Task directions. How many lines hold the string "momentPlugin"? Give only the number.
═══
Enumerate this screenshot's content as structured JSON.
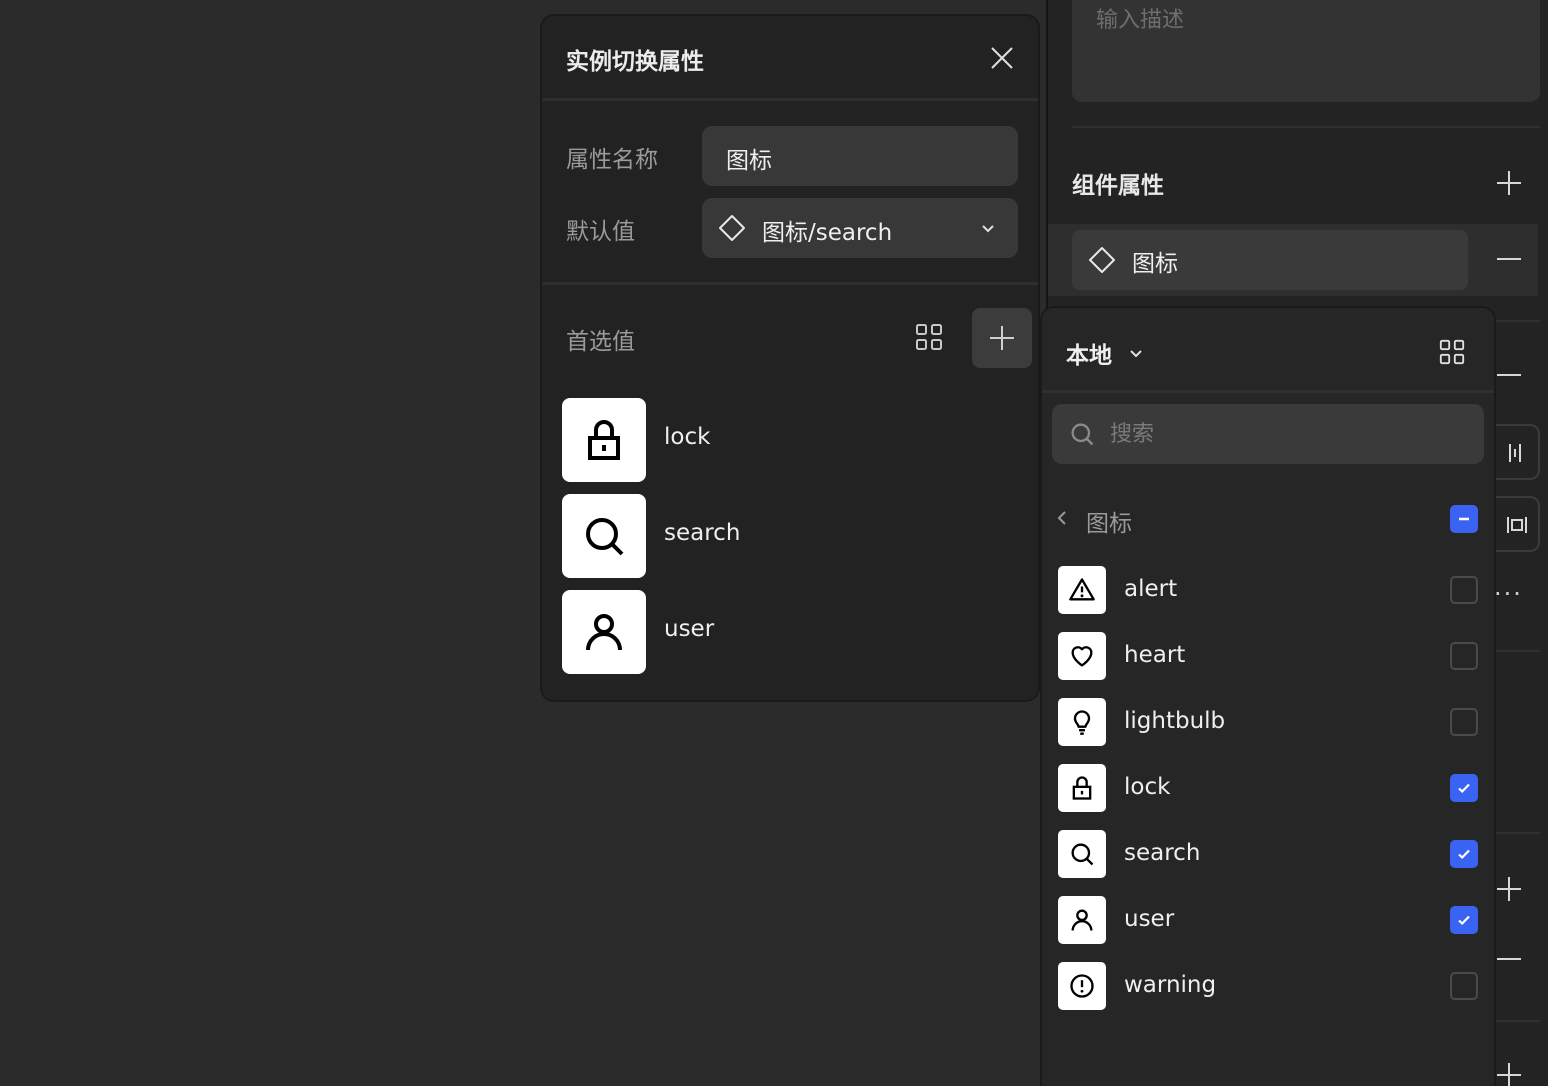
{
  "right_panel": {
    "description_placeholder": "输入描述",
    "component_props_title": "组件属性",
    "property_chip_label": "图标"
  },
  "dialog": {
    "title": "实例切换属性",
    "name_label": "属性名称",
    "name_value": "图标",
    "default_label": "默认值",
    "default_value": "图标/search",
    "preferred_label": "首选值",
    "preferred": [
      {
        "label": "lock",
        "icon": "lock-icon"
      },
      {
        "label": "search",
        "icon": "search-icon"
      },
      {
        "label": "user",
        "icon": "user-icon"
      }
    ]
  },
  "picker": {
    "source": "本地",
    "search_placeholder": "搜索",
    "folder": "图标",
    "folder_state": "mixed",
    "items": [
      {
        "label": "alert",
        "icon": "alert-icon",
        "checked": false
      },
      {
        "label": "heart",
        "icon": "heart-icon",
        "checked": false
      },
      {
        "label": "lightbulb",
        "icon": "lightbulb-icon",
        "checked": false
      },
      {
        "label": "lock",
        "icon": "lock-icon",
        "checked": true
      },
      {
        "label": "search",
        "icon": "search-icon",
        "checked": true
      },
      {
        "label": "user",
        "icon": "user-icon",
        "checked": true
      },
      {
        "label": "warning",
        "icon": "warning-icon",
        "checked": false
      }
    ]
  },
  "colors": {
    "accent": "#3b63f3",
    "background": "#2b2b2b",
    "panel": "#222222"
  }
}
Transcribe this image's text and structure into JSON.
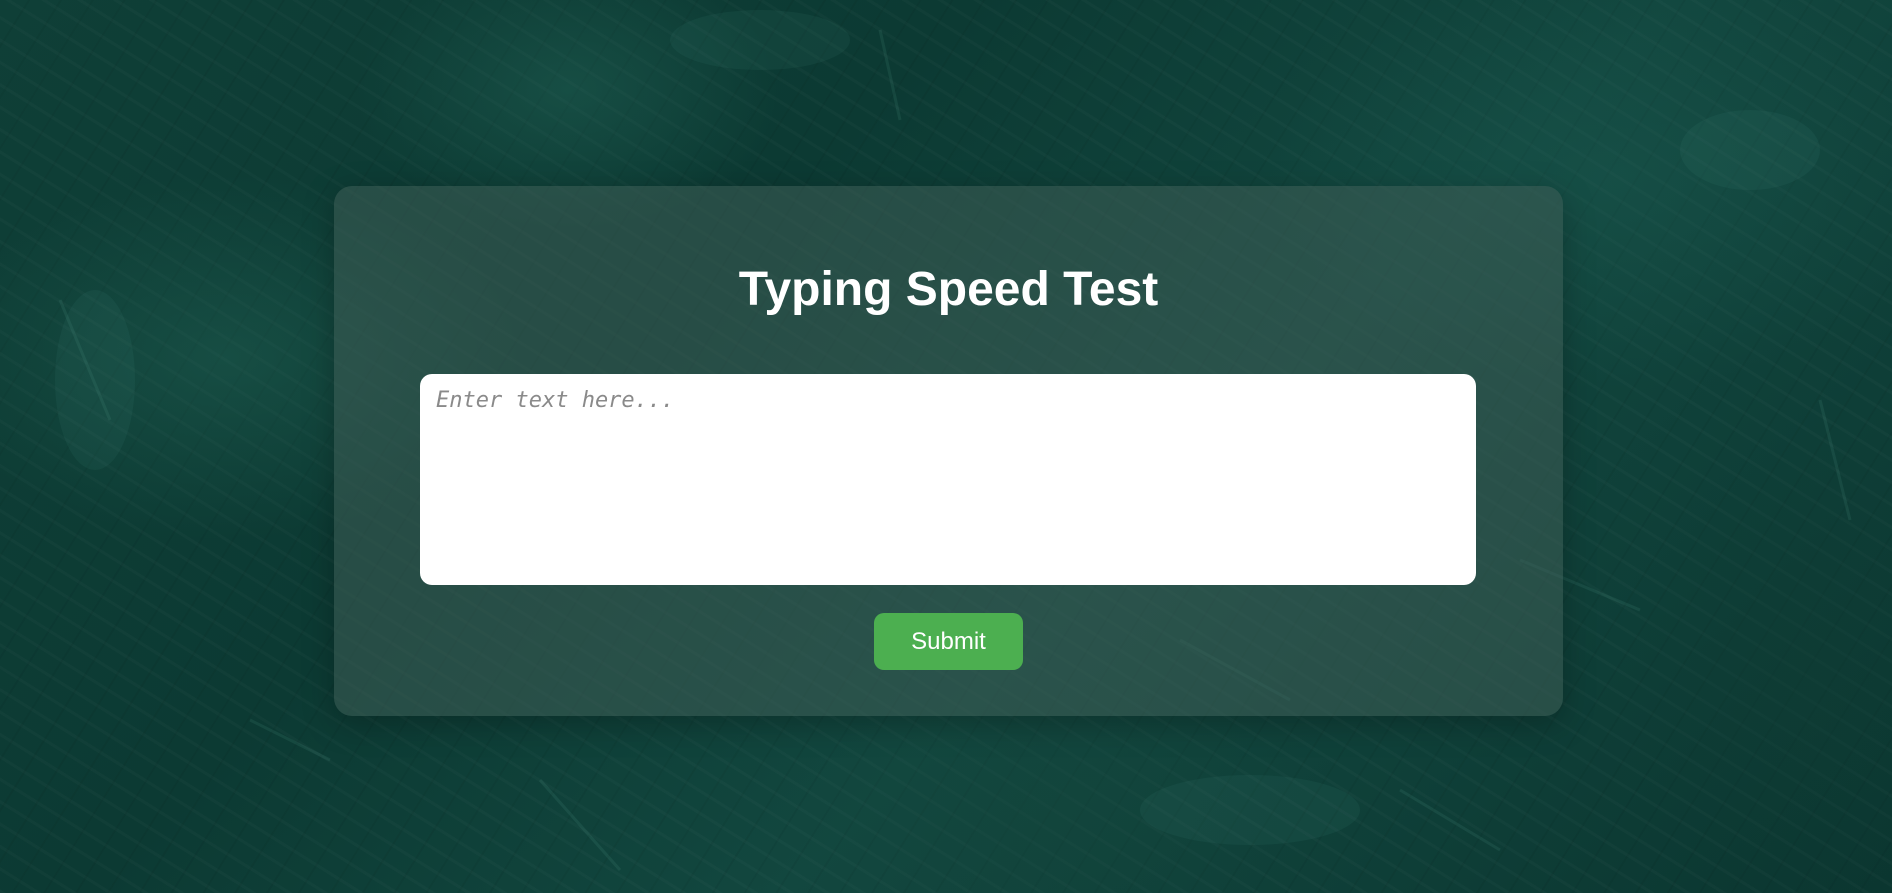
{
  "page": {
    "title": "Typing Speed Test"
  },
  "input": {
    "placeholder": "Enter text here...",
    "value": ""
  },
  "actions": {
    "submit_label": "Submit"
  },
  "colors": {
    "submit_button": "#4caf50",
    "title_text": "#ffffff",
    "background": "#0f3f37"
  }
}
═══
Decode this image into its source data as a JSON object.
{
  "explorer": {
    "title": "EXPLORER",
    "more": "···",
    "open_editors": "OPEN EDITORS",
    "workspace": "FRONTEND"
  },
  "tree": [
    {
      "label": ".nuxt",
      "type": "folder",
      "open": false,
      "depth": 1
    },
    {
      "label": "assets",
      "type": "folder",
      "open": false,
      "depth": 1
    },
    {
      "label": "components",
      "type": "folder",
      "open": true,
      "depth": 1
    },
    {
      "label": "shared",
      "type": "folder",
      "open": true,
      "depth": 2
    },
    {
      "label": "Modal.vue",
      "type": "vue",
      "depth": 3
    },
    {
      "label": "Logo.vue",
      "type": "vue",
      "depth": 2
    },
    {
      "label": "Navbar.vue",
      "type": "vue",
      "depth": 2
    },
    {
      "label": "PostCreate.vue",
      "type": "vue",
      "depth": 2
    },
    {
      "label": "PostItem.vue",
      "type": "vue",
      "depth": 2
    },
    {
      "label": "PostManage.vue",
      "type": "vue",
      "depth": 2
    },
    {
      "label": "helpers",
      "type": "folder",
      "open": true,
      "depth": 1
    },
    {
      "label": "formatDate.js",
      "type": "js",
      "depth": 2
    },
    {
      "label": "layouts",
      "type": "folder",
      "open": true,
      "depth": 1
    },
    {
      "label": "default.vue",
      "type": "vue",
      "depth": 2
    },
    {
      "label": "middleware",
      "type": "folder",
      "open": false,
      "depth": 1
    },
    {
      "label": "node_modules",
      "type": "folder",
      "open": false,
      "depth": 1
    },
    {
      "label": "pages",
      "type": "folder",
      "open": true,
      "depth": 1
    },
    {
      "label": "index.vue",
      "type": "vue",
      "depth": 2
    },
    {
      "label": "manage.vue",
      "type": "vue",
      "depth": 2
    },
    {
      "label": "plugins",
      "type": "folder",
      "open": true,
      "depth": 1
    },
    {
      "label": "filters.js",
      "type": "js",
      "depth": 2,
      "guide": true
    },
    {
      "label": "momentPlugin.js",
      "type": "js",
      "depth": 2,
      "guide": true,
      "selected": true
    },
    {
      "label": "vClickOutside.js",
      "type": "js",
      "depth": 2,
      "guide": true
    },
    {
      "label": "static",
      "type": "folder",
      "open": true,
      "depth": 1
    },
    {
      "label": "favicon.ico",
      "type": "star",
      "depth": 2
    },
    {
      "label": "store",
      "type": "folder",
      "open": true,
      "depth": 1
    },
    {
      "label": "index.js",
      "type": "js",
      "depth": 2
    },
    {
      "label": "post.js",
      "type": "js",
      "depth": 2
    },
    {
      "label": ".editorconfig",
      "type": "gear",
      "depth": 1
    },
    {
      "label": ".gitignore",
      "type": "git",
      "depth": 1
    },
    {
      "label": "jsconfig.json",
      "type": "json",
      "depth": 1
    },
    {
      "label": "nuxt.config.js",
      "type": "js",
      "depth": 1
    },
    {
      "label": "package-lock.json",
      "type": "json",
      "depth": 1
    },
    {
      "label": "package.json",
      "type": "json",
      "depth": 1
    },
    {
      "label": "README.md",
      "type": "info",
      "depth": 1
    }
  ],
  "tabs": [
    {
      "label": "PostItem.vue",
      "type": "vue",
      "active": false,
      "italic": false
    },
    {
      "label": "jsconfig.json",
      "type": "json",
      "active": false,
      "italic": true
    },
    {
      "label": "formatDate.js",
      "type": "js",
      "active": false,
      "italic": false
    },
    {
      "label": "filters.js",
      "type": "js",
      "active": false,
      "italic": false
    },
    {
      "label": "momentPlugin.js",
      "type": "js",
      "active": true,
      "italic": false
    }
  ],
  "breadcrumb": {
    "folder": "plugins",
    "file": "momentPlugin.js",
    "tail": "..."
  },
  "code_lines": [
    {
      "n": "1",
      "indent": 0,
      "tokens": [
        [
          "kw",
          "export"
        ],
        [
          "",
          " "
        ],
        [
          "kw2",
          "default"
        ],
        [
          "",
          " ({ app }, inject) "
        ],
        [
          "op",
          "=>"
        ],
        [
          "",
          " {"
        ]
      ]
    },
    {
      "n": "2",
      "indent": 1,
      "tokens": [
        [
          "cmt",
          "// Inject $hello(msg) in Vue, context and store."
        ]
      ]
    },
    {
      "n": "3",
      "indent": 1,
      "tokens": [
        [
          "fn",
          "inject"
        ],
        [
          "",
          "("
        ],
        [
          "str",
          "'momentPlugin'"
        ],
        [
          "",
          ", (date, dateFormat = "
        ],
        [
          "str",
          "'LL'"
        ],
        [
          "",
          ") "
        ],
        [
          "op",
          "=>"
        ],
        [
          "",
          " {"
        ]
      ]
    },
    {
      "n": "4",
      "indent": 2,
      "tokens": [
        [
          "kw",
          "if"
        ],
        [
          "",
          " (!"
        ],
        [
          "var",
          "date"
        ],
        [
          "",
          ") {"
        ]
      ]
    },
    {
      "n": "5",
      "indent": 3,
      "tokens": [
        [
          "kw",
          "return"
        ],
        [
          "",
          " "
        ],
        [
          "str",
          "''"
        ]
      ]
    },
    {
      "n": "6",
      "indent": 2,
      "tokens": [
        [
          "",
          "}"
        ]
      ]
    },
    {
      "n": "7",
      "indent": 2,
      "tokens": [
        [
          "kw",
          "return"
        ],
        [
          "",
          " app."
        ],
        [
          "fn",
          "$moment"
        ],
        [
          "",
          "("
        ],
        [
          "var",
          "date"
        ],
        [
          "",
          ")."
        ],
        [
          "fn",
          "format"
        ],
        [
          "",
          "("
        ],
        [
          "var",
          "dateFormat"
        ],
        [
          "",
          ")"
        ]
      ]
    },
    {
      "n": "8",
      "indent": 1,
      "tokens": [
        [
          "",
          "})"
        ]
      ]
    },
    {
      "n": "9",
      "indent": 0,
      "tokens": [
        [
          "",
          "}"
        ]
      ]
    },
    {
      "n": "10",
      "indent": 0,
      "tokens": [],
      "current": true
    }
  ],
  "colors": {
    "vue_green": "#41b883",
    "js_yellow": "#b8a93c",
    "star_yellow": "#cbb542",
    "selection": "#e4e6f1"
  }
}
═══
Written solution. 4